How many lines in the records below contain the word "photo"? Answer with the number alone.
###
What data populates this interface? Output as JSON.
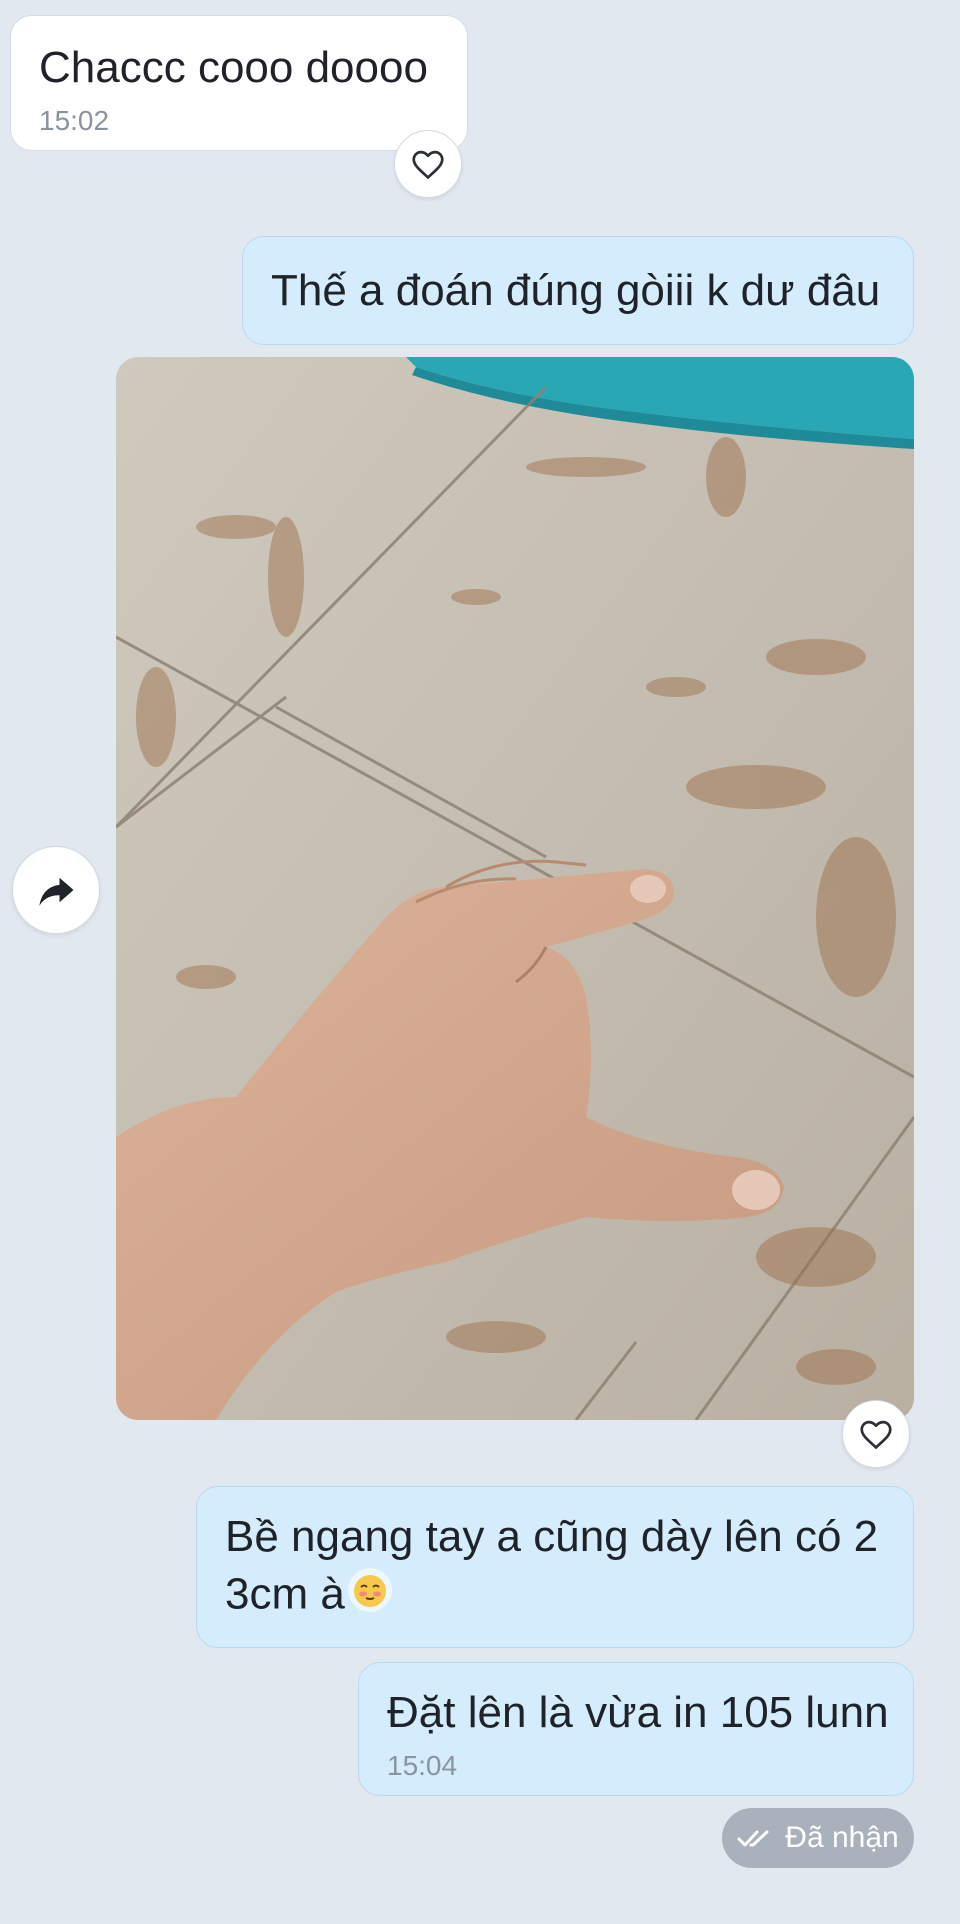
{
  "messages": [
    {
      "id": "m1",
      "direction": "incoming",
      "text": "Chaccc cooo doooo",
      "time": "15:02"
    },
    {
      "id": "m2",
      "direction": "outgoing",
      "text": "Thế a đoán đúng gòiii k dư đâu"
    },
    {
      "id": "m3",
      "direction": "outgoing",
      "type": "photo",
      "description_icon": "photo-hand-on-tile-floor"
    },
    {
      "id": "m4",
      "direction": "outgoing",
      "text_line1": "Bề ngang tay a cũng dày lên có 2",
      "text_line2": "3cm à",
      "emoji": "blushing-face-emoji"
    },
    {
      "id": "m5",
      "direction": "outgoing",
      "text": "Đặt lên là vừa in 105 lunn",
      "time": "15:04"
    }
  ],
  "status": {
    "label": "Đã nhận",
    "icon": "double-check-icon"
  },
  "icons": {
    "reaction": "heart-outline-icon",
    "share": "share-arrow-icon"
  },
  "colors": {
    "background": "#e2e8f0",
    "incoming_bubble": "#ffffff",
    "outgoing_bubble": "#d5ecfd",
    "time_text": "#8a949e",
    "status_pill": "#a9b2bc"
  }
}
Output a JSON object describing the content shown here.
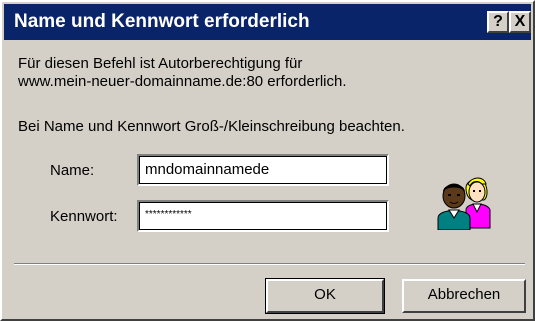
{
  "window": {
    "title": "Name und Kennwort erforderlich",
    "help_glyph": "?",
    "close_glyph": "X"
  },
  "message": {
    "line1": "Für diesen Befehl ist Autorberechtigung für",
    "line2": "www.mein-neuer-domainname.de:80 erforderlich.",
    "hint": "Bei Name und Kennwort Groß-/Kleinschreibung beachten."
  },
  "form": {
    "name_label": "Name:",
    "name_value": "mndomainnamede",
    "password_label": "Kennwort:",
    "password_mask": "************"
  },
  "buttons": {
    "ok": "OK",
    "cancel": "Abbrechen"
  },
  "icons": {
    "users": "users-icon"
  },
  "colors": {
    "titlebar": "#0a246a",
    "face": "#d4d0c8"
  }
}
###
▸ TASK OUTPUT: 2